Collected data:
▼
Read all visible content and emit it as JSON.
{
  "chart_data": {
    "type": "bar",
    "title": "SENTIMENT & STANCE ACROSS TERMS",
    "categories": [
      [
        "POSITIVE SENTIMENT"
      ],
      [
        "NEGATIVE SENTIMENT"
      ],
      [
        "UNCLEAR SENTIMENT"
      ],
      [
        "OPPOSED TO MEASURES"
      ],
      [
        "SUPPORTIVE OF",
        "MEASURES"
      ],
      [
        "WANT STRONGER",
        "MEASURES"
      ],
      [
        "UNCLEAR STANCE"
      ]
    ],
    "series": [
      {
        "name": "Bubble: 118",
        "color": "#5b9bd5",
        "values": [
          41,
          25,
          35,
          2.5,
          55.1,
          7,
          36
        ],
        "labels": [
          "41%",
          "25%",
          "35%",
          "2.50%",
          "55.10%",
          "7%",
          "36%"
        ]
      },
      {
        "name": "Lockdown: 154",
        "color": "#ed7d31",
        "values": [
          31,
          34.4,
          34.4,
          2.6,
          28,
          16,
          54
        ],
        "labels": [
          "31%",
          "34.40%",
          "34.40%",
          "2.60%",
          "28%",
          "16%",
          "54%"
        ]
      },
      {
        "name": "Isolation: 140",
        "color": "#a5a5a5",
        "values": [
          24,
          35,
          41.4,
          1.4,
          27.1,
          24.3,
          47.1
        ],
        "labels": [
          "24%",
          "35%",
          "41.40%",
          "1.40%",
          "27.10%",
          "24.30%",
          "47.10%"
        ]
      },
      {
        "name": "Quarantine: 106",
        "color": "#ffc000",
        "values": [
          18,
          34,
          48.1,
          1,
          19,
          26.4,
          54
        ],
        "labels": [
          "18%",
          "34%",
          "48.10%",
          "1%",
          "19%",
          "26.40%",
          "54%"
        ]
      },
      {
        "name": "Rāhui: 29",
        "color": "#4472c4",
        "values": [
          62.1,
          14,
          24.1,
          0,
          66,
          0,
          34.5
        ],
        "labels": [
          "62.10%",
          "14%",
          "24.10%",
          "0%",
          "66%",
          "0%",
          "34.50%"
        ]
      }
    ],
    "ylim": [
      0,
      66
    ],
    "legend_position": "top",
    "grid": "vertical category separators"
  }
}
▲
Reproduce the records in full, exactly as written.

=== Result of this exercise ===
Read all visible content and emit it as JSON.
{
  "chart_data": {
    "type": "bar",
    "title": "SENTIMENT & STANCE ACROSS TERMS",
    "categories": [
      [
        "POSITIVE SENTIMENT"
      ],
      [
        "NEGATIVE SENTIMENT"
      ],
      [
        "UNCLEAR SENTIMENT"
      ],
      [
        "OPPOSED TO MEASURES"
      ],
      [
        "SUPPORTIVE OF",
        "MEASURES"
      ],
      [
        "WANT STRONGER",
        "MEASURES"
      ],
      [
        "UNCLEAR STANCE"
      ]
    ],
    "series": [
      {
        "name": "Bubble: 118",
        "color": "#5b9bd5",
        "values": [
          41,
          25,
          35,
          2.5,
          55.1,
          7,
          36
        ],
        "labels": [
          "41%",
          "25%",
          "35%",
          "2.50%",
          "55.10%",
          "7%",
          "36%"
        ]
      },
      {
        "name": "Lockdown: 154",
        "color": "#ed7d31",
        "values": [
          31,
          34.4,
          34.4,
          2.6,
          28,
          16,
          54
        ],
        "labels": [
          "31%",
          "34.40%",
          "34.40%",
          "2.60%",
          "28%",
          "16%",
          "54%"
        ]
      },
      {
        "name": "Isolation: 140",
        "color": "#a5a5a5",
        "values": [
          24,
          35,
          41.4,
          1.4,
          27.1,
          24.3,
          47.1
        ],
        "labels": [
          "24%",
          "35%",
          "41.40%",
          "1.40%",
          "27.10%",
          "24.30%",
          "47.10%"
        ]
      },
      {
        "name": "Quarantine: 106",
        "color": "#ffc000",
        "values": [
          18,
          34,
          48.1,
          1,
          19,
          26.4,
          54
        ],
        "labels": [
          "18%",
          "34%",
          "48.10%",
          "1%",
          "19%",
          "26.40%",
          "54%"
        ]
      },
      {
        "name": "Rāhui: 29",
        "color": "#4472c4",
        "values": [
          62.1,
          14,
          24.1,
          0,
          66,
          0,
          34.5
        ],
        "labels": [
          "62.10%",
          "14%",
          "24.10%",
          "0%",
          "66%",
          "0%",
          "34.50%"
        ]
      }
    ],
    "ylim": [
      0,
      66
    ],
    "legend_position": "top",
    "grid": "vertical category separators"
  }
}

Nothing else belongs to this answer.